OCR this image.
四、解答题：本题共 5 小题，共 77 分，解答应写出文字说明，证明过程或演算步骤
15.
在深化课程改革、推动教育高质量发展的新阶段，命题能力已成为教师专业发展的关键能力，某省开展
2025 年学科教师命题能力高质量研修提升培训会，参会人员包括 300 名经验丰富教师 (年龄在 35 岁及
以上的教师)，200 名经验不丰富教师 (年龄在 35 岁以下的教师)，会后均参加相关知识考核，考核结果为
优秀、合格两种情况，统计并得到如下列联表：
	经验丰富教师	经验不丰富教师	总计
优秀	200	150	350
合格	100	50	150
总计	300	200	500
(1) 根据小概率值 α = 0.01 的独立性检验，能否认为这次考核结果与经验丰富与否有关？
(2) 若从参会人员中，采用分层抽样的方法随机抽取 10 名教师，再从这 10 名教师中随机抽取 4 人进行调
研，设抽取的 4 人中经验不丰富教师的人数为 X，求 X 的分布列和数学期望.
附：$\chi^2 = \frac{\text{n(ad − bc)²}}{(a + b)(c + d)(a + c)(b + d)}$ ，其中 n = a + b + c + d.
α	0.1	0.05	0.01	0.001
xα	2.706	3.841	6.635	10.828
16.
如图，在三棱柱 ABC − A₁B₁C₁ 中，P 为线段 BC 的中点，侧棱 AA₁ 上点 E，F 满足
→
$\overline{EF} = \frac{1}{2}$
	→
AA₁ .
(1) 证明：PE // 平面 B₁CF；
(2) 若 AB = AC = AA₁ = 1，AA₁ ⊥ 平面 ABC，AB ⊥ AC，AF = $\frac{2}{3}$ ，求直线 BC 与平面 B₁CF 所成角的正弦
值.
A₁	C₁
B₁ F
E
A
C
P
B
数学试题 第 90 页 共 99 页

....

Count how many lines above include the word "B₁CF" and answer with that figure only.

◆ OUTPUT FOR THIS EXERCISE
2